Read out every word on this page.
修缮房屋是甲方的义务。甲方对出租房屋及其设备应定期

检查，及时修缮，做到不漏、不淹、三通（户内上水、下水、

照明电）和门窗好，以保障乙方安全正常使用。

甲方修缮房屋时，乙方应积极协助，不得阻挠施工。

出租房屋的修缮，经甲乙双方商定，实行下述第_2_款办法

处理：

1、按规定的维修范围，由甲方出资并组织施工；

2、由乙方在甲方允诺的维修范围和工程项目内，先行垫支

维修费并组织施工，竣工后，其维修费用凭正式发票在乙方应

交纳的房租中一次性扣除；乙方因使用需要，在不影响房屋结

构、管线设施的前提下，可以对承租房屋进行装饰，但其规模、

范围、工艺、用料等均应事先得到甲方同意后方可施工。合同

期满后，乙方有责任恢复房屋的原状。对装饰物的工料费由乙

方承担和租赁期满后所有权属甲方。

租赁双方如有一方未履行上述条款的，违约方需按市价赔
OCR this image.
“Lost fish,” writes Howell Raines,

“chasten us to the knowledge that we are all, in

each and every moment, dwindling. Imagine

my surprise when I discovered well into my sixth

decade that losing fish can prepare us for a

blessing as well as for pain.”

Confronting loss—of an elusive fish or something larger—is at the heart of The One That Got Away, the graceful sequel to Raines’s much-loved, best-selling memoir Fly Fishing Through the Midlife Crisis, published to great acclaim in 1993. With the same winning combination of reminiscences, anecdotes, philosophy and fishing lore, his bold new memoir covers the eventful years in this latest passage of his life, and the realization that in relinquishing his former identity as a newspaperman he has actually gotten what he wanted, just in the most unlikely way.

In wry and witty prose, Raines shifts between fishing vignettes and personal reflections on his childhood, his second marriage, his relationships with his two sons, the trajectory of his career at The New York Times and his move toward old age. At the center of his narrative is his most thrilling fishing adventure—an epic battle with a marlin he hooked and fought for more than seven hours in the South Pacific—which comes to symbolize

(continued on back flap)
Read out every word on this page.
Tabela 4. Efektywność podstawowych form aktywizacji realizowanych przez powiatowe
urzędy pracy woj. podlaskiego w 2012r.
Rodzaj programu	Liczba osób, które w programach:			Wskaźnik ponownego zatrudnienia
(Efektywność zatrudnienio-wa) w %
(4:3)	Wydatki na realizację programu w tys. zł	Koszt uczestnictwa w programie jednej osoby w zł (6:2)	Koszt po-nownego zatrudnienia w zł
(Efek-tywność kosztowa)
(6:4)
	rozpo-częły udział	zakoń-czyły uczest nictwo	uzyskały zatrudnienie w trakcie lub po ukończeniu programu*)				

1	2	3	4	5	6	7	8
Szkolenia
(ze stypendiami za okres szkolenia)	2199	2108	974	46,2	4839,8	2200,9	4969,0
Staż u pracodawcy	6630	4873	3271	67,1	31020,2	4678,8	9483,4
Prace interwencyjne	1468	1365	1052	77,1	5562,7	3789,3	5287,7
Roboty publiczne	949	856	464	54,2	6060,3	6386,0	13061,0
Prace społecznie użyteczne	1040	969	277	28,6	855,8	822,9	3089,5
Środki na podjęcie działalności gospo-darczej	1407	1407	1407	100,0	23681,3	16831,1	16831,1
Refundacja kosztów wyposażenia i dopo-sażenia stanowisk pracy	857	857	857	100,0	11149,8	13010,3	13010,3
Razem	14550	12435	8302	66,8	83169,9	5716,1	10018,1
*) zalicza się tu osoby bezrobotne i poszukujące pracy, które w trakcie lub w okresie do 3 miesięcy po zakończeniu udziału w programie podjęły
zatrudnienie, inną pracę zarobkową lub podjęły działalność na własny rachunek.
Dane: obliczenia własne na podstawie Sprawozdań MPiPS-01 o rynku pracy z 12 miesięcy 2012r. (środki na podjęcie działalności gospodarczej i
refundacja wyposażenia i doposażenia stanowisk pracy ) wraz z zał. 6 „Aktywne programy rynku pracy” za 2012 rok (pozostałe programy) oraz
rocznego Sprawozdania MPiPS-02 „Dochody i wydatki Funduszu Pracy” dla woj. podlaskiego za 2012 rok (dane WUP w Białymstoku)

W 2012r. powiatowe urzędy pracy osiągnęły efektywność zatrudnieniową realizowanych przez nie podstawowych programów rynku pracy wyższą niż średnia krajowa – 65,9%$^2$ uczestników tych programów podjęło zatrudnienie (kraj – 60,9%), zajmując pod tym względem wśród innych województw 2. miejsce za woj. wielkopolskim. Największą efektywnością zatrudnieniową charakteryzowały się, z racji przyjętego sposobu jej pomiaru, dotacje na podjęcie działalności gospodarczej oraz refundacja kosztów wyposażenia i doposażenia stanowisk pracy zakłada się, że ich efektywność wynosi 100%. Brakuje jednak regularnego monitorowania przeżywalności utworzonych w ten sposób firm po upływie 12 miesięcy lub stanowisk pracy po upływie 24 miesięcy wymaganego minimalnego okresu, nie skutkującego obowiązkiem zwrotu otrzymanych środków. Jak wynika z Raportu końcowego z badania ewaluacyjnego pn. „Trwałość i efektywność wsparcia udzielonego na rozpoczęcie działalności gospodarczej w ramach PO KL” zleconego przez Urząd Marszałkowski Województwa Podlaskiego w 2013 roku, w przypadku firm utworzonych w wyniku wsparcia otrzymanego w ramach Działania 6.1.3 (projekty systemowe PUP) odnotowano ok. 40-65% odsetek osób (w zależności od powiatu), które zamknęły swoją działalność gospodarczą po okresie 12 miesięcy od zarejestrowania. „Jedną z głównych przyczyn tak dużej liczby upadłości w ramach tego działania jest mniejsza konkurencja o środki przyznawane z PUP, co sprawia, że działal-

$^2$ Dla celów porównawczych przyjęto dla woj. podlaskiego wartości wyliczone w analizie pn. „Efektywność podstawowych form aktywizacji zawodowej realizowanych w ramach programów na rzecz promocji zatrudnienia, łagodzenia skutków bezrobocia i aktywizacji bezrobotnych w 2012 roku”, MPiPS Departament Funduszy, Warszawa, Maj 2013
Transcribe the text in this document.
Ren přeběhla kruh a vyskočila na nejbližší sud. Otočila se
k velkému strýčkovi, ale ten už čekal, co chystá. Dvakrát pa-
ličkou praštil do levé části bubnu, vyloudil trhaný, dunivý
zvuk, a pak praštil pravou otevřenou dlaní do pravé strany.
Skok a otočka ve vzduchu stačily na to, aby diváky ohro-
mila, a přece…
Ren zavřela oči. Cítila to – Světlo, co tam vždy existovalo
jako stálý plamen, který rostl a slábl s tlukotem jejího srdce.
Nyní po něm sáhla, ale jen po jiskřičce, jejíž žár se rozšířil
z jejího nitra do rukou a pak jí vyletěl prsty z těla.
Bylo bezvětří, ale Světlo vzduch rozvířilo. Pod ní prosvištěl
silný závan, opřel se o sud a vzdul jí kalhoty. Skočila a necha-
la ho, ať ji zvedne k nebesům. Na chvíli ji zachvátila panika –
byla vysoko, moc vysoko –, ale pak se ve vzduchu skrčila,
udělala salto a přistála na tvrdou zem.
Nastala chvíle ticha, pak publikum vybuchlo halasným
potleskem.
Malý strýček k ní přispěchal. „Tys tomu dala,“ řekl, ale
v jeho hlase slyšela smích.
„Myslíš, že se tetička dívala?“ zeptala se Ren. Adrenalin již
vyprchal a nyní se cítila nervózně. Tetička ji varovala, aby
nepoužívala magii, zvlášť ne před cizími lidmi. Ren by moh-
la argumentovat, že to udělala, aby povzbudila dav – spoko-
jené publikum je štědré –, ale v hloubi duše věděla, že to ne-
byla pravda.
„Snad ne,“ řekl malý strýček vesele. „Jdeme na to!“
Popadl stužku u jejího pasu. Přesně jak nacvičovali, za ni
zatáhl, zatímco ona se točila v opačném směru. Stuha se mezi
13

------------

• Problem
Search the data above for the word "strýček", then gather each line in which it appears.

• Result of this task
Malý strýček k ní přispěchal. „Tys tomu dala,“ řekl, ale
„Snad ne,“ řekl malý strýček vesele. „Jdeme na to!“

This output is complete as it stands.